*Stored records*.
* * *

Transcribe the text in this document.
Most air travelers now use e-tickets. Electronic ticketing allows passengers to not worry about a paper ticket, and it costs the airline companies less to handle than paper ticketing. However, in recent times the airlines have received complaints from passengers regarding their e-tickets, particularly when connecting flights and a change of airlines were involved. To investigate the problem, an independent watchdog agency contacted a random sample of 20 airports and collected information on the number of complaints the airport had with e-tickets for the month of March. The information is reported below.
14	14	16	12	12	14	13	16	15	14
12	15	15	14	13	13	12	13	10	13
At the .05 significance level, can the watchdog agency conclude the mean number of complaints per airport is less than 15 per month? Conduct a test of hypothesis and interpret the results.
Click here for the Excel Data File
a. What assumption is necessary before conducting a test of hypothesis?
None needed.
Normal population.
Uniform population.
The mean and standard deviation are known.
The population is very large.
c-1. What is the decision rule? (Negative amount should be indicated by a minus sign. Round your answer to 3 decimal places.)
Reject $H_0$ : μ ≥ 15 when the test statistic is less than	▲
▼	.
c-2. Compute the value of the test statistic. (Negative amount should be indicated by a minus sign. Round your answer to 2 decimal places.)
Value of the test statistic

* * *

*WRITTEN INSTRUCTION*. All the entries above need to be reproduced exactly.

*ANSWER FOR THE TASK*.
Transcribe the text in this document.
Most air travelers now use e-tickets. Electronic ticketing allows passengers to not worry about a paper ticket, and it costs the airline companies less to handle than paper ticketing. However, in recent times the airlines have received complaints from passengers regarding their e-tickets, particularly when connecting flights and a change of airlines were involved. To investigate the problem, an independent watchdog agency contacted a random sample of 20 airports and collected information on the number of complaints the airport had with e-tickets for the month of March. The information is reported below.
14	14	16	12	12	14	13	16	15	14
12	15	15	14	13	13	12	13	10	13
At the .05 significance level, can the watchdog agency conclude the mean number of complaints per airport is less than 15 per month? Conduct a test of hypothesis and interpret the results.
Click here for the Excel Data File
a. What assumption is necessary before conducting a test of hypothesis?
None needed.
Normal population.
Uniform population.
The mean and standard deviation are known.
The population is very large.
c-1. What is the decision rule? (Negative amount should be indicated by a minus sign. Round your answer to 3 decimal places.)
Reject $H_0$ : μ ≥ 15 when the test statistic is less than	▲
▼	.
c-2. Compute the value of the test statistic. (Negative amount should be indicated by a minus sign. Round your answer to 2 decimal places.)
Value of the test statistic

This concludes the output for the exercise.